> INSTRUCTIONS TO FOLLOW:
Extract all lines in the data that contain the word "nГПВ".

BEGIN GIVEN RECORDS

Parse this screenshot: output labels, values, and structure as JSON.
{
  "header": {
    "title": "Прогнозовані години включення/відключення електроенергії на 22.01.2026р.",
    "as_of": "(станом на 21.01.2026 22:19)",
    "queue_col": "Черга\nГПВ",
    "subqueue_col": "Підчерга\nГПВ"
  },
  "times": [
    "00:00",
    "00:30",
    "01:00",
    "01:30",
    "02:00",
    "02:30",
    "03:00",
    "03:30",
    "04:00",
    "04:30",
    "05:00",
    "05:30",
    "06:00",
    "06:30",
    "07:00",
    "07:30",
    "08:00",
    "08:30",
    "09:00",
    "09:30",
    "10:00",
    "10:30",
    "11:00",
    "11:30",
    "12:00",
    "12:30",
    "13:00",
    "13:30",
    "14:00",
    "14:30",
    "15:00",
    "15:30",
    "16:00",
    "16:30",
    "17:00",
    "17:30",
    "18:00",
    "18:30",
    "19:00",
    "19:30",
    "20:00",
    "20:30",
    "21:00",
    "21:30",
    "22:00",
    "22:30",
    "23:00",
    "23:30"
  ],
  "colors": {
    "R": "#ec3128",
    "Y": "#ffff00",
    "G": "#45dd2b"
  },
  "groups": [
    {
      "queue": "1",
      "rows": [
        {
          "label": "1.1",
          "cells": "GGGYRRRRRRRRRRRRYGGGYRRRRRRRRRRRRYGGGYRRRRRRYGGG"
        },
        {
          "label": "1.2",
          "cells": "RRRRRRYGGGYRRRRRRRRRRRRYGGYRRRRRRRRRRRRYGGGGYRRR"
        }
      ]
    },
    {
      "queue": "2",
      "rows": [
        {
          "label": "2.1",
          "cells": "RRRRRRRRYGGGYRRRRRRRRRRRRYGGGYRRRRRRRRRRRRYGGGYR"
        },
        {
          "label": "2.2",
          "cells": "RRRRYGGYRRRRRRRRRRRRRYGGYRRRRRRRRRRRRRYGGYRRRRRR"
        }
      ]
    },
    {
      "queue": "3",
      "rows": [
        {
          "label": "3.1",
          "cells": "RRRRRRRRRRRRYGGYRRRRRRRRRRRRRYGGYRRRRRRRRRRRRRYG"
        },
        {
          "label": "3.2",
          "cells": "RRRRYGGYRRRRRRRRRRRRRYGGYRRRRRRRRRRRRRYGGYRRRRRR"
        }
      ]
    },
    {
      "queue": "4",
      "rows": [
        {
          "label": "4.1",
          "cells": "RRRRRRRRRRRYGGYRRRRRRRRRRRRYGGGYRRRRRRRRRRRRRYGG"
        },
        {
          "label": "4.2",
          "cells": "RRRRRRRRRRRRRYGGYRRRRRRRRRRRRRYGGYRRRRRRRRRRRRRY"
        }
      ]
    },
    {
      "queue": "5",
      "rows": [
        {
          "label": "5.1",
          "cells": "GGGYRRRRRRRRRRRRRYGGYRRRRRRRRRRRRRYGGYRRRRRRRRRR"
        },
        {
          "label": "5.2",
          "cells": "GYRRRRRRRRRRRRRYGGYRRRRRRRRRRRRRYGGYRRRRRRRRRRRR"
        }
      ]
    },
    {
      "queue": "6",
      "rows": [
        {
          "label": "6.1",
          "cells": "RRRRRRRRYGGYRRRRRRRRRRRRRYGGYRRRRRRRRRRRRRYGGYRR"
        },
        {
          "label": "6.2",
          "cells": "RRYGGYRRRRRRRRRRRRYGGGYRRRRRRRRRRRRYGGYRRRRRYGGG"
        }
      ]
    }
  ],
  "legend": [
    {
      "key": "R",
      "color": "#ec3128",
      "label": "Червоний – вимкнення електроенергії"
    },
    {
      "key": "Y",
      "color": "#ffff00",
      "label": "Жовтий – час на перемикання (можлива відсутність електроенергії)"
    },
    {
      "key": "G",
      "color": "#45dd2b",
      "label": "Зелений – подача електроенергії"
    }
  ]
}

END GIVEN RECORDS

> EXERCISE RESPONSE:
    "queue_col": "Черга\nГПВ",
    "subqueue_col": "Підчерга\nГПВ"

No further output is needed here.